#### [GIVEN EXERCISE]
Which lines in the records below contain the word "воды"? Copy each of them.

Saved entries:

.....

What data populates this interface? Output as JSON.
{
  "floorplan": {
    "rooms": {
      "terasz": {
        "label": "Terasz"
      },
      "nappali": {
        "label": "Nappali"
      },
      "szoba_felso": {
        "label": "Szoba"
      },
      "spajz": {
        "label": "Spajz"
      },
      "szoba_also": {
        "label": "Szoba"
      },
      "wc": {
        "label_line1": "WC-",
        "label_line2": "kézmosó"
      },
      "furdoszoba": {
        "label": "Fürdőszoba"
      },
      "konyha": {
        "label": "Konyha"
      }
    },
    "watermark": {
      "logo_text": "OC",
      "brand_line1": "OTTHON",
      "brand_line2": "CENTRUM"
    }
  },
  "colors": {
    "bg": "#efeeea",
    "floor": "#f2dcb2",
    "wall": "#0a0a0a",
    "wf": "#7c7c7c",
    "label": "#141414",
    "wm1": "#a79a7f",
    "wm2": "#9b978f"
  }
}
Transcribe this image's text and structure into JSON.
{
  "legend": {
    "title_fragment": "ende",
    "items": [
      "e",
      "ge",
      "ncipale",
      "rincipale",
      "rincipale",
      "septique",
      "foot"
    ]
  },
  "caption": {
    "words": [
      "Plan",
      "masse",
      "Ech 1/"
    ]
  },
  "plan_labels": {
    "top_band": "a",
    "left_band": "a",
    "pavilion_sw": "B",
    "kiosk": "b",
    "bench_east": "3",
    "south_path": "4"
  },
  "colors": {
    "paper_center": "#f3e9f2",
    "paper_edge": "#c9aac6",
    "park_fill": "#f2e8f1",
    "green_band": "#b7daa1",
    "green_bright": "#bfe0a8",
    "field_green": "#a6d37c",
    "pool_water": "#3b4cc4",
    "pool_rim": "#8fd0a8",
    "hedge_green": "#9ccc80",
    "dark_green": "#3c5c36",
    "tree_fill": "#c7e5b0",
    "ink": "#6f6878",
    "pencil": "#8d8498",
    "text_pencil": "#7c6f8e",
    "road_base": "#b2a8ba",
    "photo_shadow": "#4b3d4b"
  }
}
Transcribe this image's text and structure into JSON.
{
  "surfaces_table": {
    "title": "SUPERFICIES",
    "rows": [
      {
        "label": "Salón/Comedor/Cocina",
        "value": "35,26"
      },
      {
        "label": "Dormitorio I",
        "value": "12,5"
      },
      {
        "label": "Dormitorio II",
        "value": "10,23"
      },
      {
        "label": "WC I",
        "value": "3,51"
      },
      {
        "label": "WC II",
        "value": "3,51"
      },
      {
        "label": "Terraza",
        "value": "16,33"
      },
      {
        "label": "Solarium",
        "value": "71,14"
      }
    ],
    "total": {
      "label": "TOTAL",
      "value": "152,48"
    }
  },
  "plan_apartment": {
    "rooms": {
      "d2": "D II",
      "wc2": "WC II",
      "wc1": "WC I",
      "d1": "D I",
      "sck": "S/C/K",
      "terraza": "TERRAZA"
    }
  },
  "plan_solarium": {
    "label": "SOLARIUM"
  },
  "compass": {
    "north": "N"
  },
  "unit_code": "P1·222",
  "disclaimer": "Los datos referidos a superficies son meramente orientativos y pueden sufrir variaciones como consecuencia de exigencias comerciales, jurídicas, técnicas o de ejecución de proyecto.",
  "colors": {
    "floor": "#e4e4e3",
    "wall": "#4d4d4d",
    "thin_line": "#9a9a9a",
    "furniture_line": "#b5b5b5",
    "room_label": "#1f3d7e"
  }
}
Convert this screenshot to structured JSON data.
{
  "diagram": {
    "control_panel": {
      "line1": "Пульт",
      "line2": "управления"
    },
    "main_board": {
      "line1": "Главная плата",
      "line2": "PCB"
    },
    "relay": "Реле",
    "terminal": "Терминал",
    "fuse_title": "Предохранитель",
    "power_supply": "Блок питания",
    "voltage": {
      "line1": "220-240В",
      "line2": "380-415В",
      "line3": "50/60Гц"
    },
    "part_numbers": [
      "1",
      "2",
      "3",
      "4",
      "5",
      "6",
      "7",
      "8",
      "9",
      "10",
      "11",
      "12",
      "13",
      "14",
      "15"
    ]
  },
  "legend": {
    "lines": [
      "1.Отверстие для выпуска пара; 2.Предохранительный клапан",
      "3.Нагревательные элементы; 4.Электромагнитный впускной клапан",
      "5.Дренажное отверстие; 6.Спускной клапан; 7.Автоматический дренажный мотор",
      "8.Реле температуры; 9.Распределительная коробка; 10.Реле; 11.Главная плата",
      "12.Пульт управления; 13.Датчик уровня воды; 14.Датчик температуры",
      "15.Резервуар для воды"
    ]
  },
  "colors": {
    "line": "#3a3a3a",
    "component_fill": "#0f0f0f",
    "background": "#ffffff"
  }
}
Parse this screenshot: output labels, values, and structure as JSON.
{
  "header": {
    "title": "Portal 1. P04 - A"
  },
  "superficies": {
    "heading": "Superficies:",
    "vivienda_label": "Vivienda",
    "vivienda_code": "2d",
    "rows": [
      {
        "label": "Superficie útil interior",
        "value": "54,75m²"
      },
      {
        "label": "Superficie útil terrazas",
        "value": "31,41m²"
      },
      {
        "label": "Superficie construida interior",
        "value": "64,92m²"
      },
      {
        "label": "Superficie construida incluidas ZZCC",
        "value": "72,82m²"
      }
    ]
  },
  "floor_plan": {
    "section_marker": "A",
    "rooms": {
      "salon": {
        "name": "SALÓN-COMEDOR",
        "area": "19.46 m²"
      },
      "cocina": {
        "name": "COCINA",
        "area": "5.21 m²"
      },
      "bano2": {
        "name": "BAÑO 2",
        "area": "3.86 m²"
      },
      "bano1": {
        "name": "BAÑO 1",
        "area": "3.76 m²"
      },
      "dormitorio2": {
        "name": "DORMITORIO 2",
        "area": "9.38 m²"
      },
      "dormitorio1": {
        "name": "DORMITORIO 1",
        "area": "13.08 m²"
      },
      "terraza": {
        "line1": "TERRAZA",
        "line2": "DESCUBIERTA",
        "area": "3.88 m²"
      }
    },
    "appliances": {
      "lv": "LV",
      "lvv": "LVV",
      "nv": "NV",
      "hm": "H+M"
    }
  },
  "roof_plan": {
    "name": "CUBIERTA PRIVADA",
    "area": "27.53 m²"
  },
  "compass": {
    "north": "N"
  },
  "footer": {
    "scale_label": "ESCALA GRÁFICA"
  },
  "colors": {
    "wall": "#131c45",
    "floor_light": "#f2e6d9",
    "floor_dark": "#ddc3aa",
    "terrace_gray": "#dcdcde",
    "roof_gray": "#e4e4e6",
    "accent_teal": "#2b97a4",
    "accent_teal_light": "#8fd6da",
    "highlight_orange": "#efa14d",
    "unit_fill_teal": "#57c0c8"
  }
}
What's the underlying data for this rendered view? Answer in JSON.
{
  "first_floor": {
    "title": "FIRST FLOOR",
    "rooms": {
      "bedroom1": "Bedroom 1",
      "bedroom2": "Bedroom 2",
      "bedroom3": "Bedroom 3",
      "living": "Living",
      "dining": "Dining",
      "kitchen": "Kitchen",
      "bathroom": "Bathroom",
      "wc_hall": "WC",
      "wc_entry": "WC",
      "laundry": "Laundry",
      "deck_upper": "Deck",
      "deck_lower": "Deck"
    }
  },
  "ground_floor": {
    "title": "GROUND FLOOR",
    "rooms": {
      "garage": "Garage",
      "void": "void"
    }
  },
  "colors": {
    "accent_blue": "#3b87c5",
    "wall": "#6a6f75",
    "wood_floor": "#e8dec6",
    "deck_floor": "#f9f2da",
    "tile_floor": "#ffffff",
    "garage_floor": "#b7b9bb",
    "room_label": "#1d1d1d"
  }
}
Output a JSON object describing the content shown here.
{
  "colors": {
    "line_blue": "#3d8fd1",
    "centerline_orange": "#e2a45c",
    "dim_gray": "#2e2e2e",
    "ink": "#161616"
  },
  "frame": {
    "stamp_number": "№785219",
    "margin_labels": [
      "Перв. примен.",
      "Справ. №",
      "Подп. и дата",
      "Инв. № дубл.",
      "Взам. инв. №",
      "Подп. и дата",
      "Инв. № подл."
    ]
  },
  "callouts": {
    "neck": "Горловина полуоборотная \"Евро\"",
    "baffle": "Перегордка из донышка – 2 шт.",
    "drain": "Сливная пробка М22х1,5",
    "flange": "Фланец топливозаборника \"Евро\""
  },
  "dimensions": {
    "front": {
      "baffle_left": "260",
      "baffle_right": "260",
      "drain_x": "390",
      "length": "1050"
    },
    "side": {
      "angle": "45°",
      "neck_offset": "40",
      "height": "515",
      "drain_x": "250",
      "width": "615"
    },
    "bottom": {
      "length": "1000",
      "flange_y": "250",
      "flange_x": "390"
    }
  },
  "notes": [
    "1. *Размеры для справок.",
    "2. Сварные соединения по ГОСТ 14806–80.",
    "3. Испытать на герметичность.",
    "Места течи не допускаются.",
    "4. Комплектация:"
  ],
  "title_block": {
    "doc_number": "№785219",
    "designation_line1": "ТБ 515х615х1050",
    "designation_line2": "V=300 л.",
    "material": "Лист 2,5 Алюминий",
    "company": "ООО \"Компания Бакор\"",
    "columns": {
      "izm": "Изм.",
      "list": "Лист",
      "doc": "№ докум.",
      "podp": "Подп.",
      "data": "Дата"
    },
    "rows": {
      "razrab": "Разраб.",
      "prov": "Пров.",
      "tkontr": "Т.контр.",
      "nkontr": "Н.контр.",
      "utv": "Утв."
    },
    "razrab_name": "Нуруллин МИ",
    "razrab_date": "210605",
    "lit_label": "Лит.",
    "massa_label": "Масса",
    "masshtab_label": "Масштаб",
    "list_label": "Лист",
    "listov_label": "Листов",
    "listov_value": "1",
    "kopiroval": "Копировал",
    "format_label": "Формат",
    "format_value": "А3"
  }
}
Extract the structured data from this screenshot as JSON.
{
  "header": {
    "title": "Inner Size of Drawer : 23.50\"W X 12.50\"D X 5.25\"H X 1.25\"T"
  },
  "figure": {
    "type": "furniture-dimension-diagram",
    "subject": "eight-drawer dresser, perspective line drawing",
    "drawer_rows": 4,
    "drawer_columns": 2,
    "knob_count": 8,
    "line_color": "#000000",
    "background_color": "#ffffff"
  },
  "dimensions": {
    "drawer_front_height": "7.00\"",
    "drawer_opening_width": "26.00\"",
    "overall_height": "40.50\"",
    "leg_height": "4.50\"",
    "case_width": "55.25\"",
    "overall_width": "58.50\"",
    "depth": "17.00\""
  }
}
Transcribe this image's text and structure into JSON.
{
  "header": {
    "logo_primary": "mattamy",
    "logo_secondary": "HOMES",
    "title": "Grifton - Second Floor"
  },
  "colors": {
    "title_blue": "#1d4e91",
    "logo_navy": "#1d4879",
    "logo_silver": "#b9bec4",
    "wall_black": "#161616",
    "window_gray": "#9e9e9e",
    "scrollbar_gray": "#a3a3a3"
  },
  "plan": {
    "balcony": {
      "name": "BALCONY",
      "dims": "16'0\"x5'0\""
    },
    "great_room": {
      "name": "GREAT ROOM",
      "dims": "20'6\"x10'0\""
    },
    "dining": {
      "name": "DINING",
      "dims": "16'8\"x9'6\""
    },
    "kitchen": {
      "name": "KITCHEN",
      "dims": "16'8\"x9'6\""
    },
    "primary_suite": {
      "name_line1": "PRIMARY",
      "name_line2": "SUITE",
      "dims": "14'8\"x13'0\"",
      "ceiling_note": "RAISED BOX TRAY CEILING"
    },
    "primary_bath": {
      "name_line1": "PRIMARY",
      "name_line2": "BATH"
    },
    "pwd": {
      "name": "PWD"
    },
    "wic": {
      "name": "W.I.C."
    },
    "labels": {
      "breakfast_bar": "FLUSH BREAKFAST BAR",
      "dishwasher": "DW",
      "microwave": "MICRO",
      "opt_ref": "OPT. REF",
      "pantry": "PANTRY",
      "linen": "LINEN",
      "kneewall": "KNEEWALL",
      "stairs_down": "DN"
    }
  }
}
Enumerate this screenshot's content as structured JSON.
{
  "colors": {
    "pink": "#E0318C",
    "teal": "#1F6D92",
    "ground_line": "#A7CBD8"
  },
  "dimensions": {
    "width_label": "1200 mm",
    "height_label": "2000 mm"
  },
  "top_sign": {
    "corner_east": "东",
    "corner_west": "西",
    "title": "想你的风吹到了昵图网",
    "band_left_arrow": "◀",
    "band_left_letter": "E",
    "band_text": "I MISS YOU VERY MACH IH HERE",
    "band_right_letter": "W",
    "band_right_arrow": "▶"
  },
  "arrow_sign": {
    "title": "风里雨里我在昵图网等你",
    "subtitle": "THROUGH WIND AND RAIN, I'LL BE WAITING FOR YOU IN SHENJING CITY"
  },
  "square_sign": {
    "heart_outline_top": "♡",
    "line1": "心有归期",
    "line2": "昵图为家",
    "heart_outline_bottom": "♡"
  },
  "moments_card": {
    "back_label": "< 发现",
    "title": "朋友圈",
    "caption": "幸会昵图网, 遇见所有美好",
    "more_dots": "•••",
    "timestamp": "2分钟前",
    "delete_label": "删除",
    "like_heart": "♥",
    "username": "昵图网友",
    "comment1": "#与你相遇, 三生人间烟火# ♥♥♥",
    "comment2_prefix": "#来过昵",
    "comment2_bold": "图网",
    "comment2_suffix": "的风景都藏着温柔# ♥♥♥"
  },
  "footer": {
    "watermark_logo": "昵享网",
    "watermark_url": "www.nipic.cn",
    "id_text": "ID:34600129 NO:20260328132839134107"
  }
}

.....

#### [OUTPUT BELOW]
      "12.Пульт управления; 13.Датчик уровня воды; 14.Датчик температуры",
      "15.Резервуар для воды"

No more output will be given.